*EXTRACTED TEXT:*

Without it, she lost her job. Harry, a 55-year-old black woman from Vallejo, California, worked for $1,900 a month as an in-home care provider for three elderly clients, whom she drove to doctor’s appointments and on errands. The loss of reliable transportation also limited her contact with her children, including a son still recovering from a near-fatal motorcycle accident and living some 45 minutes away. “I started having anxiety, depression,” Harry said. “I didn’t know what way to turn.”

The threat of driver’s-license suspension to compel violators to pay traffic fines has long been viewed as an essential tool. Harry’s home of California is one of 29 states to use it, according to Lauren-Brooke Eisen, senior counsel at the left-leaning Brennan Center for Justice. But the size of the fines levied has ballooned in recent decades, as lawmakers came to use them as a regular source of revenue for government programs.

In California, increased attention on how this punishment disproportionately affects low-income residents has led lawmakers there to consider mitigating penalties, starting with a bill now working its way through the state Senate. Indeed, when it comes to low-income Californians, revoking licenses would seem to do more to keep them in a cycle of poverty than encourage them to pay debts they cannot afford. Yet lawmakers are finding that disentangling this revenue from the state’s spending is complicated, as the bill’s opponents argue it funds valuable initiatives.

Proponents of reform argue that issuing steep fines and fees for minor infractions isn’t good fiscal policy, beyond what they see as inherent ethical concerns. Last year, Californians owed the state $9.7 billion in traffic debt. As a recent budget summary from Governor Jerry Brown notes: “There does not appear to be a strong connection between suspending someone’s [driver’s] license and collecting their fine or penalty.” In Harry’s case, the state never did get her money: On a tip from a debt collector, she found her way to a grant-funded community court that helps low-income residents take care of tickets. A judge there appeared to find her case credible—that she’d had proof of insurance in her car during the traffic stop—and ruled that Harry didn’t have to pay the debt and reinstated her license.

Between 2006 and 2015, there were over four million Californians, or 17 percent of the state’s adults, with licenses suspended because they did not pay citation fines and fees. Seventy-eight percent of Californians regularly drive to work, a share that’s about 10 percent lower than the national average. The state’s traffic-ticket costs, however, are among the country’s highest, according to a report released last week by the Lawyers’ Committee for Civil Rights of the San Francisco Bay Area, a legal-aid group. A comprehensive national comparison is difficult because nearly half of states do not have a uniform fee structure; what is charged varies by locality or court. But this report shows that among those with statewide regulations, California ranks at or near the top for every type of traffic citation.

*ENTRIES SUPPLIED:*
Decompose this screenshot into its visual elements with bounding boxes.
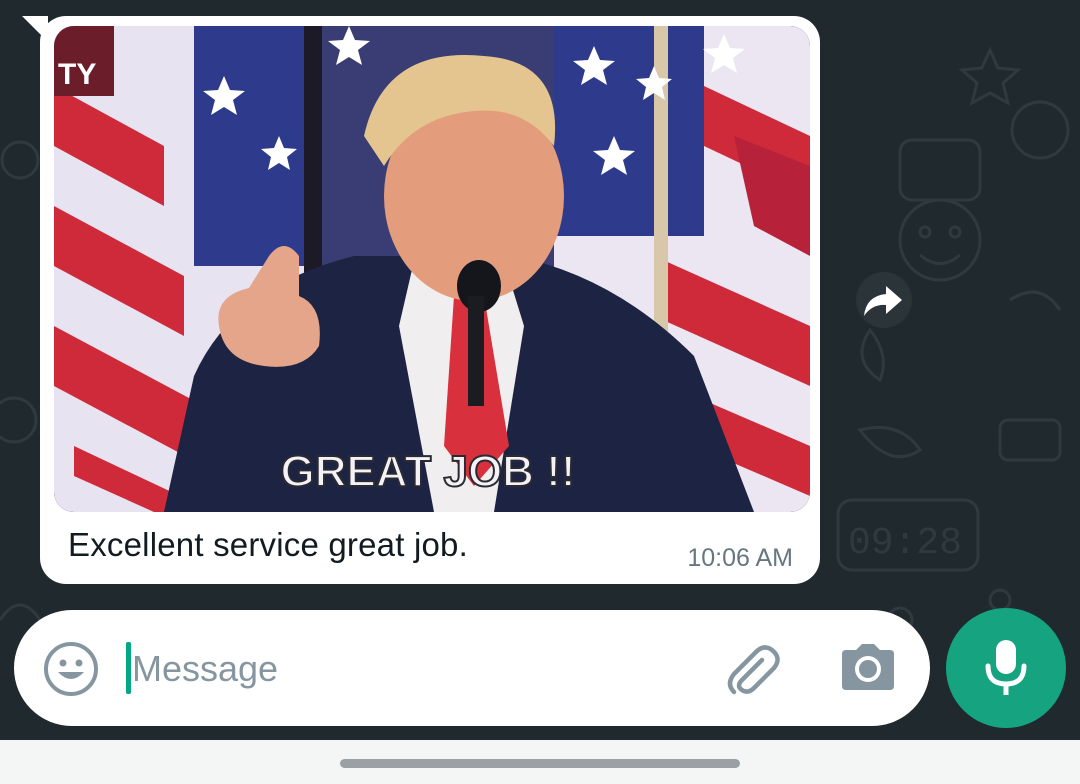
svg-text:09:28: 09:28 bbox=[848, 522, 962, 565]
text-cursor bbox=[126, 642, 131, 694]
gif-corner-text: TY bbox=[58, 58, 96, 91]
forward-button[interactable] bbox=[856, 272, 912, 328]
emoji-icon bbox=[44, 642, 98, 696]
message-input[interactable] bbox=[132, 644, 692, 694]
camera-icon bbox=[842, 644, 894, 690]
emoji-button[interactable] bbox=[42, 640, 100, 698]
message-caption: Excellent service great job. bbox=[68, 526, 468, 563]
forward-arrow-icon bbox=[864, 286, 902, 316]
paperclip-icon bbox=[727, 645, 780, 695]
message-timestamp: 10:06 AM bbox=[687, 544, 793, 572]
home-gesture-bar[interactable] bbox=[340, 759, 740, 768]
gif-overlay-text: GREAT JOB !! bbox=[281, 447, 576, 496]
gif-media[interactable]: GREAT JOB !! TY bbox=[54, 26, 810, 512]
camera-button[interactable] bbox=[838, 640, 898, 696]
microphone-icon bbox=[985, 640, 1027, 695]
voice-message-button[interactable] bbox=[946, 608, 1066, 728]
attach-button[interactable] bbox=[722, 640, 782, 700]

...

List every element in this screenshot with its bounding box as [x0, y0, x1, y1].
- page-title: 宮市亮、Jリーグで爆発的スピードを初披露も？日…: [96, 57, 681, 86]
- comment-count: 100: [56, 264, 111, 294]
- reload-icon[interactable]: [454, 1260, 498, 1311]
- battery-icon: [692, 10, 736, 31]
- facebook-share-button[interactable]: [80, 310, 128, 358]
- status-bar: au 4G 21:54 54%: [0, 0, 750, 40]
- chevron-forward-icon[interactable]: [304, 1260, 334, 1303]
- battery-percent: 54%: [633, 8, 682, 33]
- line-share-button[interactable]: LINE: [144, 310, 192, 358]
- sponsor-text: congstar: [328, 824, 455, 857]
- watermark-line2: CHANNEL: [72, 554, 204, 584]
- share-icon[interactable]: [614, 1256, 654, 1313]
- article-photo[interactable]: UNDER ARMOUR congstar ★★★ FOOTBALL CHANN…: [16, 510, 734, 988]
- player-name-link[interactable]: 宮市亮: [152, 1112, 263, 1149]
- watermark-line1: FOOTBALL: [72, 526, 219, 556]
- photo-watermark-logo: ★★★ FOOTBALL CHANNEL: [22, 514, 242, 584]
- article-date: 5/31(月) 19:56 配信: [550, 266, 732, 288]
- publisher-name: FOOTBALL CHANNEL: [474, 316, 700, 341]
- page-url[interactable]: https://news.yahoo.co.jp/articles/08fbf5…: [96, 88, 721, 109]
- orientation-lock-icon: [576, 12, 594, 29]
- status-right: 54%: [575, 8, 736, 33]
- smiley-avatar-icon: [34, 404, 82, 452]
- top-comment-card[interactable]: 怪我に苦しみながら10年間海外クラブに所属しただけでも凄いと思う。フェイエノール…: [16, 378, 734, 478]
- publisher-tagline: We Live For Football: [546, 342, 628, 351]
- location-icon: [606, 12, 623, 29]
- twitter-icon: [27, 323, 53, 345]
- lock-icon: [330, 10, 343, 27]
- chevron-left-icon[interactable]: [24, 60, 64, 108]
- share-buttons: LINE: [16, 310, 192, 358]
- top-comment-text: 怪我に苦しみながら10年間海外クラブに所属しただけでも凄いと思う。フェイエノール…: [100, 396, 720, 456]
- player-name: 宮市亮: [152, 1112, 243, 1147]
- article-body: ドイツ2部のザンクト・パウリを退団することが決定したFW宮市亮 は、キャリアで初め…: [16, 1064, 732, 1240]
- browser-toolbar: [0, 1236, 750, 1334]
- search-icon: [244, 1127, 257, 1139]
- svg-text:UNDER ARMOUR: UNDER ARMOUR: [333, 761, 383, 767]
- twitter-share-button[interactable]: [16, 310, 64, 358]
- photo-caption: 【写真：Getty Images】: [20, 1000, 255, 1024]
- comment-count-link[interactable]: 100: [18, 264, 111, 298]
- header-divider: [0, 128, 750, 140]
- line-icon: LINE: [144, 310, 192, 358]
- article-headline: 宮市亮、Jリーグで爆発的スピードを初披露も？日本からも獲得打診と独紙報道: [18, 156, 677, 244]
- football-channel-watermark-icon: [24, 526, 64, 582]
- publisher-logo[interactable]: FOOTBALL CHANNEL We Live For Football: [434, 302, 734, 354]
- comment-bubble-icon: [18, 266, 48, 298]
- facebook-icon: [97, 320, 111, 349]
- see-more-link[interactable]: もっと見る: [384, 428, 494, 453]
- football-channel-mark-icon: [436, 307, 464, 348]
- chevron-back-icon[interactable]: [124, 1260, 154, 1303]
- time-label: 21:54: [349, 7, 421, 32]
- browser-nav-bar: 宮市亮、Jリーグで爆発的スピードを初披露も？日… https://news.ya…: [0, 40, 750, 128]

---

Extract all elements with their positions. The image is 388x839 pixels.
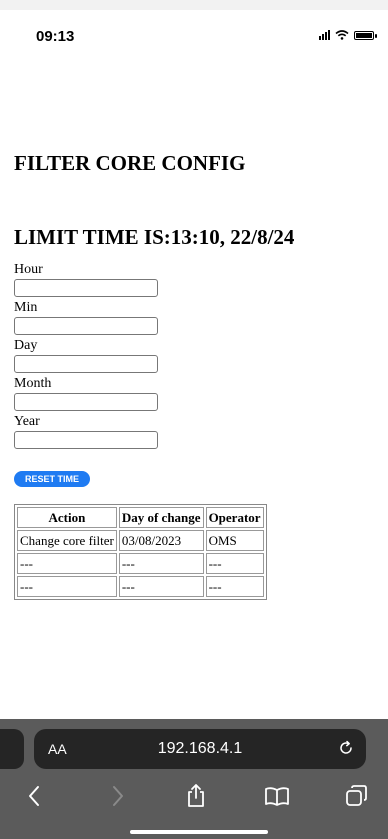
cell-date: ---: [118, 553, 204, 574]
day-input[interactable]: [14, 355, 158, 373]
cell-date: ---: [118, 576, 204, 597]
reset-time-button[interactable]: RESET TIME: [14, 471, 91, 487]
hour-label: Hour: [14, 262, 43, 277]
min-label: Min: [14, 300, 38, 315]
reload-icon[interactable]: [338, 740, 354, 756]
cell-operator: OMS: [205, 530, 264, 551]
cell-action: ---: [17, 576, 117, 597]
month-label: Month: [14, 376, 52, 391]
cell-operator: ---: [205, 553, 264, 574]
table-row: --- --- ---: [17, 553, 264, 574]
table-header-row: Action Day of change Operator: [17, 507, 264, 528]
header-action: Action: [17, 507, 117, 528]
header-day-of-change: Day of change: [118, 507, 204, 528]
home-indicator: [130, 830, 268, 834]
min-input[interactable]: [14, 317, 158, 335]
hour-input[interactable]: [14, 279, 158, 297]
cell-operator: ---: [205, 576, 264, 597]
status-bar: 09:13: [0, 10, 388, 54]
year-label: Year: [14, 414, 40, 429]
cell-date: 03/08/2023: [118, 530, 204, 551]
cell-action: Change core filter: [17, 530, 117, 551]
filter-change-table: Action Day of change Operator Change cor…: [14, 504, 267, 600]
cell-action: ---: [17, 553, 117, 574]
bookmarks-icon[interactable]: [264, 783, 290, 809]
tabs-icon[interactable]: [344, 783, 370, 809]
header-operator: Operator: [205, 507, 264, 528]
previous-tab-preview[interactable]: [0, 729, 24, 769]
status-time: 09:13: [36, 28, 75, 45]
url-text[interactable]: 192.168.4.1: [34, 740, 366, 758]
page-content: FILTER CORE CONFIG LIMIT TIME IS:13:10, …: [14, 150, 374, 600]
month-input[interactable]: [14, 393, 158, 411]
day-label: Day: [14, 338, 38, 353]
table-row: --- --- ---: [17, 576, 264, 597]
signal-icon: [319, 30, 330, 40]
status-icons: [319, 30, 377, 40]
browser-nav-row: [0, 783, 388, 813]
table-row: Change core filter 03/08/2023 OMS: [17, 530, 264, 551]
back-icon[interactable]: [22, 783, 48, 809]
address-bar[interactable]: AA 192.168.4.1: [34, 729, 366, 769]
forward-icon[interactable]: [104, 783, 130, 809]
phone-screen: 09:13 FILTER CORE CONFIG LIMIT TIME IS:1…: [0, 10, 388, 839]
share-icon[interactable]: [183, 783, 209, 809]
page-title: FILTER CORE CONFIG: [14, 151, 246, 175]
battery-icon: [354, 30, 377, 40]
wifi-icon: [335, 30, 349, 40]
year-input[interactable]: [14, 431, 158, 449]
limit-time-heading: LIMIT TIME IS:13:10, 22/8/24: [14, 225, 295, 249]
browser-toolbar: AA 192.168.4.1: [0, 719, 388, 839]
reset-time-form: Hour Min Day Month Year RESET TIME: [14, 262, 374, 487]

*WHAT IS EXPECTED:* From the passage above on driver's-license suspensions for unpaid traffic fines, write out word for word the part starting at "Between 2006 and" and ending at "of traffic citation.".

*EXERCISE RESPONSE:*
Between 2006 and 2015, there were over four million Californians, or 17 percent of the state’s adults, with licenses suspended because they did not pay citation fines and fees. Seventy-eight percent of Californians regularly drive to work, a share that’s about 10 percent lower than the national average. The state’s traffic-ticket costs, however, are among the country’s highest, according to a report released last week by the Lawyers’ Committee for Civil Rights of the San Francisco Bay Area, a legal-aid group. A comprehensive national comparison is difficult because nearly half of states do not have a uniform fee structure; what is charged varies by locality or court. But this report shows that among those with statewide regulations, California ranks at or near the top for every type of traffic citation.